* REQUIREMENTS *
Extract the lines that hold the string "Station".

==== INPUT ====

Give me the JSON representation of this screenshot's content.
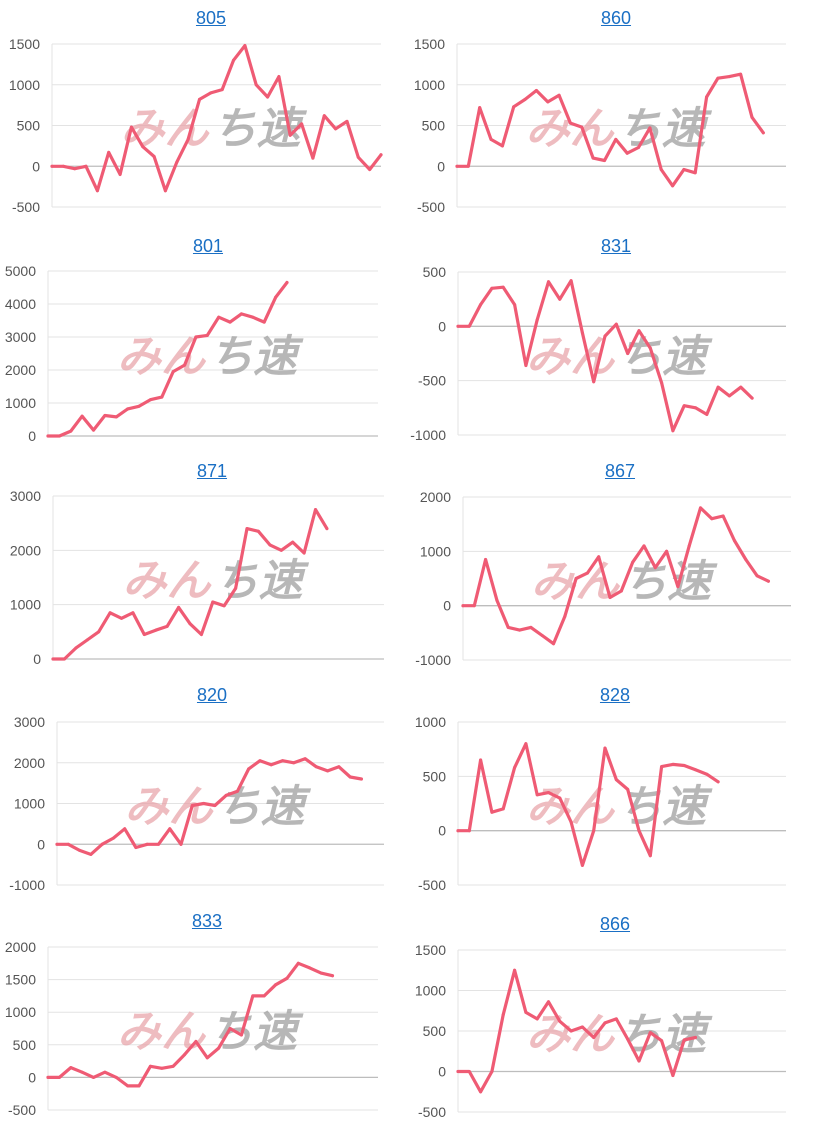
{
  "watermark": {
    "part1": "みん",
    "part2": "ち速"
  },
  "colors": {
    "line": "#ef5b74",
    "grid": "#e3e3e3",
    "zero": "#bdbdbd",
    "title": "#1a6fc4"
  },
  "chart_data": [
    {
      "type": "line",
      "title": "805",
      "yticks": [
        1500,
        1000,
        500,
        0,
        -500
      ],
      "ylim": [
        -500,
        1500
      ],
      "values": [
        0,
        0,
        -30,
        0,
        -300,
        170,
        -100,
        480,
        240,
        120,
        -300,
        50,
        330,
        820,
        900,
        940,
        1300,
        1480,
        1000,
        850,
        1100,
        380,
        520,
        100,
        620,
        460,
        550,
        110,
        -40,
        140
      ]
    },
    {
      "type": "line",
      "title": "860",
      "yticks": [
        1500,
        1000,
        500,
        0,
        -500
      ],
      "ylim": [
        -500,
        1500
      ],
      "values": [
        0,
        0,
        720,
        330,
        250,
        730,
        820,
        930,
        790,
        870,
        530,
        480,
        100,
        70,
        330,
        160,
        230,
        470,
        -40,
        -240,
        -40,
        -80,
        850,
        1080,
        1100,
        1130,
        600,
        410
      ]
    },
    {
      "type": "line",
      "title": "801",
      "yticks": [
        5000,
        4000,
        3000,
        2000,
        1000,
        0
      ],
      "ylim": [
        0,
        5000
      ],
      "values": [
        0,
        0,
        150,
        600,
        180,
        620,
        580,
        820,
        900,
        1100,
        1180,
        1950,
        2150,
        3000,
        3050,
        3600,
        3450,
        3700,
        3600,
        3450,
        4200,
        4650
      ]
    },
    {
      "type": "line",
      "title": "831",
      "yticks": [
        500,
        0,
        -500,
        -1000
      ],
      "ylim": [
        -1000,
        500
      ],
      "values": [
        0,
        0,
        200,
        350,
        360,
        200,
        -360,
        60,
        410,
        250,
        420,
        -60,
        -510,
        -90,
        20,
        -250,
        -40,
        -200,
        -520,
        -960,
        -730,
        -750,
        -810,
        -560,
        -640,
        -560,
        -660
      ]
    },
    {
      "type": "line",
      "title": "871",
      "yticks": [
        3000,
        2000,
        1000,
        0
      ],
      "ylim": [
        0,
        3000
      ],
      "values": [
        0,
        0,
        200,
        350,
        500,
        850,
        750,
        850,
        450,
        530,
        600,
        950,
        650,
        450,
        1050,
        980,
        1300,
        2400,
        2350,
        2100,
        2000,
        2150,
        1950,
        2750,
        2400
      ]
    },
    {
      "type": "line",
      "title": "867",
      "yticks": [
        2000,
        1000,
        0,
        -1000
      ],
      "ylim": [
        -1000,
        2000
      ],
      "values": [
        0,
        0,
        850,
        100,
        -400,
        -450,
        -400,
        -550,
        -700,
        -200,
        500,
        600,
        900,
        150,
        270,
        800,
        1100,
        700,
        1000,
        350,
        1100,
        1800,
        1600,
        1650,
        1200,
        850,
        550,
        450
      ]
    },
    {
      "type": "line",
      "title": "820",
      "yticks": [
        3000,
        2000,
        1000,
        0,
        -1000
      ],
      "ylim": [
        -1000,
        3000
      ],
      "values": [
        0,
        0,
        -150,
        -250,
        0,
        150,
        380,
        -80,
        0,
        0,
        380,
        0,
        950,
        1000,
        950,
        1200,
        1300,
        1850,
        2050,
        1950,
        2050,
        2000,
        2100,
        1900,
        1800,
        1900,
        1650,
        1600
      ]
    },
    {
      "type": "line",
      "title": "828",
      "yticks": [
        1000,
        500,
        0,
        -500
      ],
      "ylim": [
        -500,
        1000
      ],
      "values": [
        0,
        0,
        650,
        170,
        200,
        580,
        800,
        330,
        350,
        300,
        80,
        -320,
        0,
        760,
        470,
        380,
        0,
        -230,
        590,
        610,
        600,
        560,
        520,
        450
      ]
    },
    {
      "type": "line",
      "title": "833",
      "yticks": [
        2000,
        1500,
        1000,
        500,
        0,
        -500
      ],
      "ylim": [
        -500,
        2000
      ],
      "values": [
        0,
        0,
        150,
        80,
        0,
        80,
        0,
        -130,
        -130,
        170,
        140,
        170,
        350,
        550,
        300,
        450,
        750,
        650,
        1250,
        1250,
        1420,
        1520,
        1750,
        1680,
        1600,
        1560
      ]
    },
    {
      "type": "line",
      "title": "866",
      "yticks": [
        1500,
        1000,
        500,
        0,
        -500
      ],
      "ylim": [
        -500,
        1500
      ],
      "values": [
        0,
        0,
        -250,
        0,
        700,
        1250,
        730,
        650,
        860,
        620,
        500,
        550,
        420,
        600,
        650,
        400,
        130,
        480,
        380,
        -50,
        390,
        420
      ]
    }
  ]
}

====
==== INPUT ====

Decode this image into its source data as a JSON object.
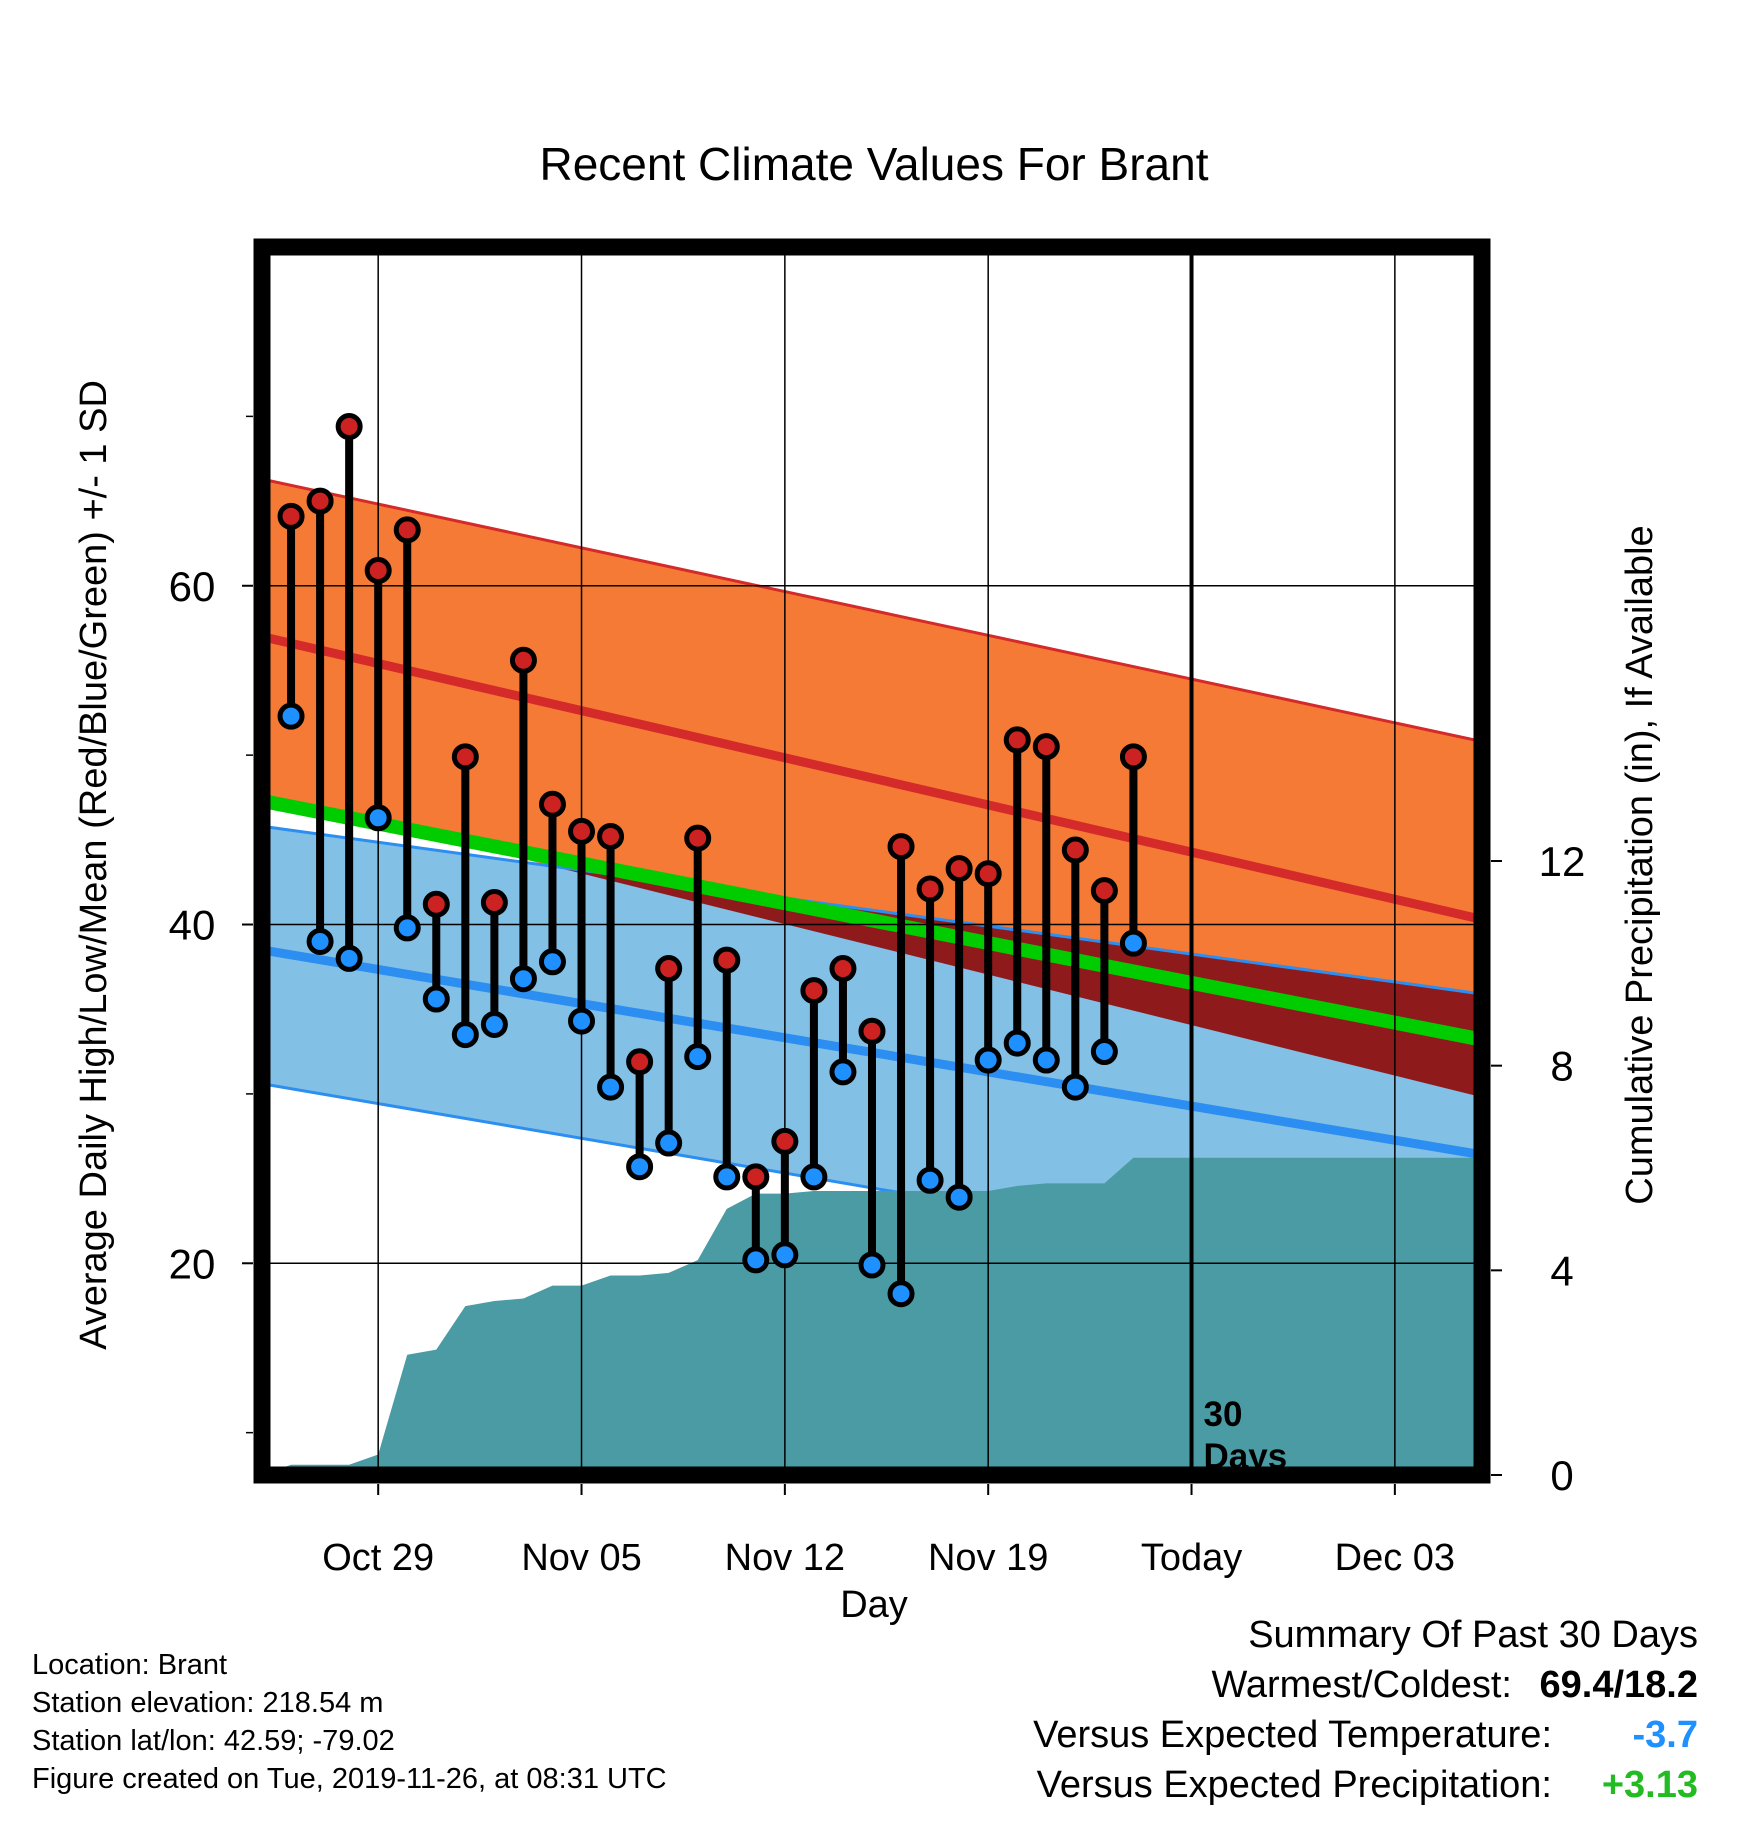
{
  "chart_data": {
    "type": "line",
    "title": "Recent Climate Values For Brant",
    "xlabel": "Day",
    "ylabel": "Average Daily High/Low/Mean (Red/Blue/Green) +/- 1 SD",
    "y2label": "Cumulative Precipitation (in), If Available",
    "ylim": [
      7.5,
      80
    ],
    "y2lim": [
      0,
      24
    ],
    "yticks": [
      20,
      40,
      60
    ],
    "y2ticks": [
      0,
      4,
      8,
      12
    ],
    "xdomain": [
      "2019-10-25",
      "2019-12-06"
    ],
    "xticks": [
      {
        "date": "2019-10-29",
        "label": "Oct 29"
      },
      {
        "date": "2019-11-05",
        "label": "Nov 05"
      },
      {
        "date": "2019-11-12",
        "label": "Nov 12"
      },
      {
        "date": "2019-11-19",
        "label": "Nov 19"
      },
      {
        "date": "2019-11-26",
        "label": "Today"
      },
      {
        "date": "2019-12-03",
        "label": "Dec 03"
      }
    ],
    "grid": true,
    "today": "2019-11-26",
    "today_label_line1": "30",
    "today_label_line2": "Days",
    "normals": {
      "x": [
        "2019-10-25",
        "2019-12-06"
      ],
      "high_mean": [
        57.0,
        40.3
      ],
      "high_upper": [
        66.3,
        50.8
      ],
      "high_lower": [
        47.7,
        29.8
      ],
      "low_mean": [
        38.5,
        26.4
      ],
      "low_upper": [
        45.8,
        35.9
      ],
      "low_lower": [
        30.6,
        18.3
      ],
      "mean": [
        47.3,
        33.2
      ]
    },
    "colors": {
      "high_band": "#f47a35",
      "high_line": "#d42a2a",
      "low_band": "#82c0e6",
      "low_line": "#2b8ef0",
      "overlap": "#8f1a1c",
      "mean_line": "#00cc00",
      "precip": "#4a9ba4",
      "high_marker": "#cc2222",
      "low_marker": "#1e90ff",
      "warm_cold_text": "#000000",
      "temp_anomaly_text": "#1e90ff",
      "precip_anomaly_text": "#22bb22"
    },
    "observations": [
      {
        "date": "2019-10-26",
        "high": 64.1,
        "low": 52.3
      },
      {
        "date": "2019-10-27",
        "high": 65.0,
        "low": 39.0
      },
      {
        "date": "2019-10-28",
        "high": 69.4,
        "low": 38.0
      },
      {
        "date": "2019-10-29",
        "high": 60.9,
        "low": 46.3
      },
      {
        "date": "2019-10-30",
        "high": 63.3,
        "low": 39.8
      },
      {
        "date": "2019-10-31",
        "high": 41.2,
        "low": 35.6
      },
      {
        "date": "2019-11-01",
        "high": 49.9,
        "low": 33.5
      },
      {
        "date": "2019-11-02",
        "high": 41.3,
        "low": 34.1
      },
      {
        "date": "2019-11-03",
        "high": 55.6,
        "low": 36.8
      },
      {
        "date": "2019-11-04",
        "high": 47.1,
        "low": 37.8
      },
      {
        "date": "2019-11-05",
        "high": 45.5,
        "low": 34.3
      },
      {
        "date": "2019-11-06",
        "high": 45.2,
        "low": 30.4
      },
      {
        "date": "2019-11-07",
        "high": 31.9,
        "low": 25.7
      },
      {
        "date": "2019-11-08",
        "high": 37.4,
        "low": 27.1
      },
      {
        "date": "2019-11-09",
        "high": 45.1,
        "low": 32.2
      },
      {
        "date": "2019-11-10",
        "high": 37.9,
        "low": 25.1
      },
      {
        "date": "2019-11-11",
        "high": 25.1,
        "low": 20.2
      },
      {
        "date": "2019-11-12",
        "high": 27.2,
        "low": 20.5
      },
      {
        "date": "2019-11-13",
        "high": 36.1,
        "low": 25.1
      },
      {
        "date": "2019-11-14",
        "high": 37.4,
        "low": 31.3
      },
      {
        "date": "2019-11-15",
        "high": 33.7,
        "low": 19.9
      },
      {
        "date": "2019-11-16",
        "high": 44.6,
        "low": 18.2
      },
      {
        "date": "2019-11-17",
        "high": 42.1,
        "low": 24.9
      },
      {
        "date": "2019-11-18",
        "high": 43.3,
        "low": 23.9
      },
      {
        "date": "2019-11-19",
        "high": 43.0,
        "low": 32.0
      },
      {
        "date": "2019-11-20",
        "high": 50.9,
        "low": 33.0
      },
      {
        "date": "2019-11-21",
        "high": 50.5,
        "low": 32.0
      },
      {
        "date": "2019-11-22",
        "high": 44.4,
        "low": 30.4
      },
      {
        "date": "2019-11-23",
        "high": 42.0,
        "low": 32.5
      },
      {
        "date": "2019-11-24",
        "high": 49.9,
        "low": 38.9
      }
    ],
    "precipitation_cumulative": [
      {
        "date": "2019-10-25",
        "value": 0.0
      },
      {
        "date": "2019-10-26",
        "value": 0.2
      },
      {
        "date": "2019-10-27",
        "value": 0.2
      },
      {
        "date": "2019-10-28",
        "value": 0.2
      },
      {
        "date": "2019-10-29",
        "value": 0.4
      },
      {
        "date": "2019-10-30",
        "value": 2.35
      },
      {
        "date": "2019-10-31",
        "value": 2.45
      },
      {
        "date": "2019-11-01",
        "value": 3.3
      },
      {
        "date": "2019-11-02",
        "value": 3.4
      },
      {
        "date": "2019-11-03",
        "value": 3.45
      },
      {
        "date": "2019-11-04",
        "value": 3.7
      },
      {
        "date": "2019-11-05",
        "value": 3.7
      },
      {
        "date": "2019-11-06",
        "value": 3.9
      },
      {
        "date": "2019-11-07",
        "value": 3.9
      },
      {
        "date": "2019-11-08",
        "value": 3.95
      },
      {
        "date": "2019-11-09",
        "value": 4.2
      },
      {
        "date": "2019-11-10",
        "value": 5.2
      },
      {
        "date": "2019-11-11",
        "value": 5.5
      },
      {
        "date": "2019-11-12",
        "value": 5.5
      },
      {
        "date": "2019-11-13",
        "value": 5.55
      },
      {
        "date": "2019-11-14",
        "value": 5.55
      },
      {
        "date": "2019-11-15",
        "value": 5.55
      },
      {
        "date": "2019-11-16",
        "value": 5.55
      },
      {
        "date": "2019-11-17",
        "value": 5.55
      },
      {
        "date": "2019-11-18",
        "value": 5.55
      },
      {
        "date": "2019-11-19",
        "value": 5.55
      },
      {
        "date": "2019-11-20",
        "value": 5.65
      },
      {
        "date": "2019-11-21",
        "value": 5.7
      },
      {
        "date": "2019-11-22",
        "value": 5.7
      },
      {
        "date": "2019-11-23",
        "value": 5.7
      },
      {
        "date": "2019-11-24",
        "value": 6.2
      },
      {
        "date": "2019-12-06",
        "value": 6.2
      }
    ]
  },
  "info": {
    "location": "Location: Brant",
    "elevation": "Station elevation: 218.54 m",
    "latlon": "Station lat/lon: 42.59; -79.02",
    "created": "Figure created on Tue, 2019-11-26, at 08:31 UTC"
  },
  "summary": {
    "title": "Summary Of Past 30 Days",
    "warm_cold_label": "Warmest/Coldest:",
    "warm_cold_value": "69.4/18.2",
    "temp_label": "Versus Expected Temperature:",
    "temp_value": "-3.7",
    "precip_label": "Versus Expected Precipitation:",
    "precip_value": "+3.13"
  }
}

====
==== INPUT ====

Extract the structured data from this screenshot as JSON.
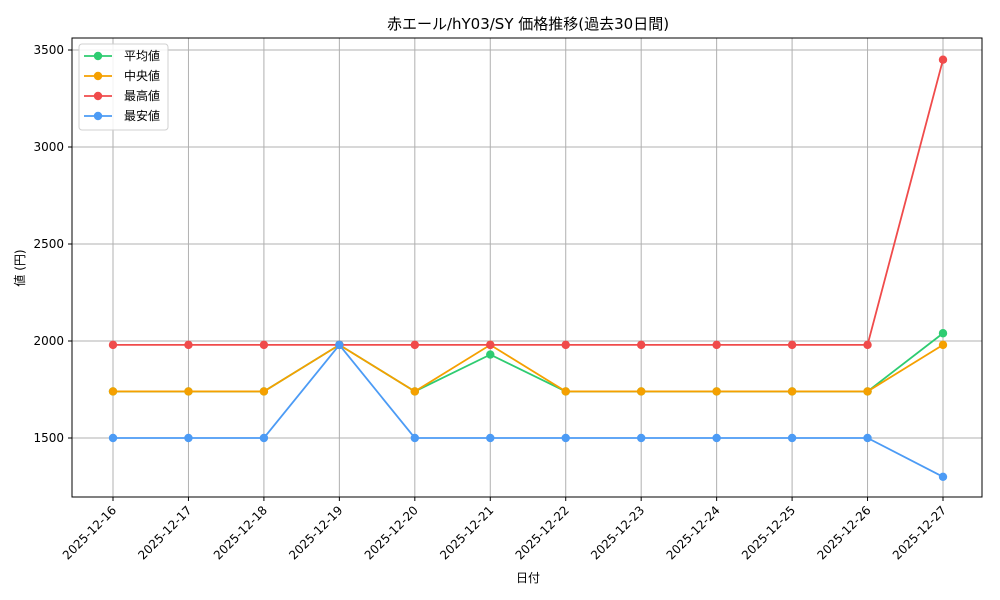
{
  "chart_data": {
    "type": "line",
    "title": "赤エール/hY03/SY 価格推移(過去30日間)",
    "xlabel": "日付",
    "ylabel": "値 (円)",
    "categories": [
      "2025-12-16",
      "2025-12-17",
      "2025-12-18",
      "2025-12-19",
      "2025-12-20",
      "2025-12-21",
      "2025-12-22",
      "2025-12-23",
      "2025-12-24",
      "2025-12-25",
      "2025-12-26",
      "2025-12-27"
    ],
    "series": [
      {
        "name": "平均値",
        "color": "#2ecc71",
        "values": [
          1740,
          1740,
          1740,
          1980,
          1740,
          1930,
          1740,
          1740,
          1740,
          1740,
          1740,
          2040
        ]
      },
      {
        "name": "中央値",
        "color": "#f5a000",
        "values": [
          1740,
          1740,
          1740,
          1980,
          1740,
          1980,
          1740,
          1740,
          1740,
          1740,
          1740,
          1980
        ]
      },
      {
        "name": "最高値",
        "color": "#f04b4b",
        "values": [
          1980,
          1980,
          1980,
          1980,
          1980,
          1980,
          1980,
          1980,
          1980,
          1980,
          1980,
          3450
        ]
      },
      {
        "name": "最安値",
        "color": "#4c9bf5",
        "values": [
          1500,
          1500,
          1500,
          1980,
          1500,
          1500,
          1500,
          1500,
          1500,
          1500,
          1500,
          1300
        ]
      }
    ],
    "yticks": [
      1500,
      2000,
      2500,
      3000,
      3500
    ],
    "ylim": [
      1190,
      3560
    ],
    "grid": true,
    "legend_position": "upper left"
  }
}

====

* EXERCISE RESPONSE *
    "elevation": "Station elevation: 218.54 m",
    "latlon": "Station lat/lon: 42.59; -79.02",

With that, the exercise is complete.